# What to work on
**A.** Answer the following from the statement on author contributions and conflicts of interest, giving each answer on its own line with the matching mark:
(i) Which roles are listed for R Knight?
(ii) Which grant source does ML Costa report as relating to the publication of this article?
(iii) Which two authors report no conflicts of interest?
**B.** Set down the portion of the author contributions and conflicts of interest statement starting at "Declaration of conflicting" and ending at "conflicts of interest.", word for word.
**C.** Resume the author contributions and conflicts of interest statement, picking up after its last sentence.

# Document passage
Author contributions
ME Png: Investigation, formal analysis, methodology, writing – original draft and writing – review & editing. ML Costa: Conceptualisation, investigation, resources, writing – original draft and writing – review & editing. S Petrou: Supervision and writing – review & editing. J Achten: Conceptualisation, resources and writing – review & editing. R Knight: Data curation, investigation and writing – review & editing. J Bruce: Conceptualisation and writing – review & editing. DJ Keene: Conceptualisation, writing – original draft and writing – review & editing.
Declaration of conflicting interests
The author(s) declared the following potential conflicts of interest with respect to the research, authorship, and/or publication of this article: ML Costa reports grants from NIHR HTA which relate to the publication of this article and reports other research grant funding to the University of Oxford from NIHR, EU, RCS England, and industry, all of which are unrelated to this article. R Knight and ME Png report a grant from NIHR HTA, which is related to the publication of this article. S Petrou receives support as a NIHR Senior Investigator (NF-SI-0616-10,103) and from the NIHR Applied Research Collaboration Oxford and Thames Valley at Oxford Health NHS Foundation Trust. DJ Keene reports grants from the NIHR unrelated to this article. J Achten and J Bruce report no conflicts of interest.

(Document understanding data)

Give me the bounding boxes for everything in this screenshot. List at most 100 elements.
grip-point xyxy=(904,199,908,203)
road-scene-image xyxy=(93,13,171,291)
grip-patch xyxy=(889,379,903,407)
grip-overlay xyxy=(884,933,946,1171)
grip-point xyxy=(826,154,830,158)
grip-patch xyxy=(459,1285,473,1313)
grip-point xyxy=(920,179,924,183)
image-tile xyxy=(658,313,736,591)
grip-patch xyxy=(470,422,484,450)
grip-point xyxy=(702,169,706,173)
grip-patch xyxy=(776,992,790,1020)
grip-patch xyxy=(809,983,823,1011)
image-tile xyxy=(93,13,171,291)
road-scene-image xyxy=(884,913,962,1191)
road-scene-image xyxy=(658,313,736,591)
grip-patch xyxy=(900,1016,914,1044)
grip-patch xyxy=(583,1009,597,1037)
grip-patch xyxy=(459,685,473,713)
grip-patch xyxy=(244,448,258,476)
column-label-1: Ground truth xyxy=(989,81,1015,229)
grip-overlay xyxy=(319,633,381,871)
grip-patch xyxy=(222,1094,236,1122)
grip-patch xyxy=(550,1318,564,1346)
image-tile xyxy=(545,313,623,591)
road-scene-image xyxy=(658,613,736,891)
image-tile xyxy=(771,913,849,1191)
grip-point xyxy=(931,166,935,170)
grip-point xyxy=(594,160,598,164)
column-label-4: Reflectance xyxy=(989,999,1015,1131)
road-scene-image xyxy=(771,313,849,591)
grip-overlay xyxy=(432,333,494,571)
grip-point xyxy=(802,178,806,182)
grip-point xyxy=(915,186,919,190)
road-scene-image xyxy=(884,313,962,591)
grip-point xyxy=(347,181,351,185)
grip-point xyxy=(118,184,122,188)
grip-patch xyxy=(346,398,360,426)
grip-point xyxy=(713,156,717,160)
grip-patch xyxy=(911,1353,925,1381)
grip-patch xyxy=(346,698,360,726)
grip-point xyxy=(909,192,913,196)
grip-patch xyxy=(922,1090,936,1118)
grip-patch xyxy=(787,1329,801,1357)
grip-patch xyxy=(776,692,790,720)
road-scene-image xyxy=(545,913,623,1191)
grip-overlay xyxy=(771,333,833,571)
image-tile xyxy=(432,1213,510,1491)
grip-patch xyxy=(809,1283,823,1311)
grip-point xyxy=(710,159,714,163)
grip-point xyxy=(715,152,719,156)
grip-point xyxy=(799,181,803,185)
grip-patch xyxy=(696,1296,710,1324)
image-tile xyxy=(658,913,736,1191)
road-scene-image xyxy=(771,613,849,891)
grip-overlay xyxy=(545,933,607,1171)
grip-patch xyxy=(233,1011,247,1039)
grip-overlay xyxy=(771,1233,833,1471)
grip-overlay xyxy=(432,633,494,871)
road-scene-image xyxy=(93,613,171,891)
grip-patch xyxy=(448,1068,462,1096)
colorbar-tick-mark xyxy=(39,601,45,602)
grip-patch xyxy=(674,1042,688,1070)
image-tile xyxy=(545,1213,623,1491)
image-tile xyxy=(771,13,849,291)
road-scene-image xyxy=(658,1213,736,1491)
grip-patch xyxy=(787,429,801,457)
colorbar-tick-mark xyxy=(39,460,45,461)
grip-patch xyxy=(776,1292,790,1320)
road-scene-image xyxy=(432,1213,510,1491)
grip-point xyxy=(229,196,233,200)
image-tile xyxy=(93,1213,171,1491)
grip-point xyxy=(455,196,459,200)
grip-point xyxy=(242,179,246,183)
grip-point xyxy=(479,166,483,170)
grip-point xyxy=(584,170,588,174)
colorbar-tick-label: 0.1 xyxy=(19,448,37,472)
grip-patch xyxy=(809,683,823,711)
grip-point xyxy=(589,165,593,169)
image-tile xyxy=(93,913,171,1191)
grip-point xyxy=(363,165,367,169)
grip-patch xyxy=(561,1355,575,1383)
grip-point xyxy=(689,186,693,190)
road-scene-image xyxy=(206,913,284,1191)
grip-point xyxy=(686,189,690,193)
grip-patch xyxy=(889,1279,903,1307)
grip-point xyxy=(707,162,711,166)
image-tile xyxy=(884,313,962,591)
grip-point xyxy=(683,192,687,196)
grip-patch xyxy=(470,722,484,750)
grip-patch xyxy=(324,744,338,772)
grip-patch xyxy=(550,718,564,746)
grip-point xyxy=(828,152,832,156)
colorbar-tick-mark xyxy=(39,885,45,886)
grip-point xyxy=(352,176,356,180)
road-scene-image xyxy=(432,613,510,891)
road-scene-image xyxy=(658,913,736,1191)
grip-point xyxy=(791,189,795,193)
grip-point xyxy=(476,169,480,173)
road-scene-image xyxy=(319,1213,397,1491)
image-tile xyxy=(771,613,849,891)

# Answers provided
**A.**
(i) Data curation, investigation and writing – review & editing.
(ii) NIHR HTA.
(iii) J Achten and J Bruce.

**B.**
Declaration of conflicting interests
The author(s) declared the following potential conflicts of interest with respect to the research, authorship, and/or publication of this article: ML Costa reports grants from NIHR HTA which relate to the publication of this article and reports other research grant funding to the University of Oxford from NIHR, EU, RCS England, and industry, all of which are unrelated to this article. R Knight and ME Png report a grant from NIHR HTA, which is related to the publication of this article. S Petrou receives support as a NIHR Senior Investigator (NF-SI-0616-10,103) and from the NIHR Applied Research Collaboration Oxford and Thames Valley at Oxford Health NHS Foundation Trust. DJ Keene reports grants from the NIHR unrelated to this article. J Achten and J Bruce report no conflicts of interest.

**C.**
Funding
The author(s) disclosed receipt of the following financial support for the research, authorship, and/or publication of this article: This project was funded by the UK National Institute for Health and Care Research (NIHR) Health Technology Assessment (HTA) Programme (HTA 14/199/14) and was supported by the NIHR Oxford Biomedical Research Centre. The funder has not been involved in the design and conduct of the study; collection, management, analysis, and interpretation of the data, the preparation, review, or approval of the manuscript, nor in the decision to submit the manuscript for publication. The views expressed are those of the authors and not necessarily those of the NHS, the NIHR or the Department of Health and Social Care.
Ethical approval
The use of trial data for these secondary analyses was permitted under the informed consent and research ethics committee approvals for the main trial (National Research Ethics Service, West Midlands - Coventry and Warwickshire REC, 16/02/2016, ref: 16/WM/0006).
Informed consent
The use of trial data for these secondary analyses was permitted under the informed consent and research ethics committee approvals for the main trial, as per trial registration.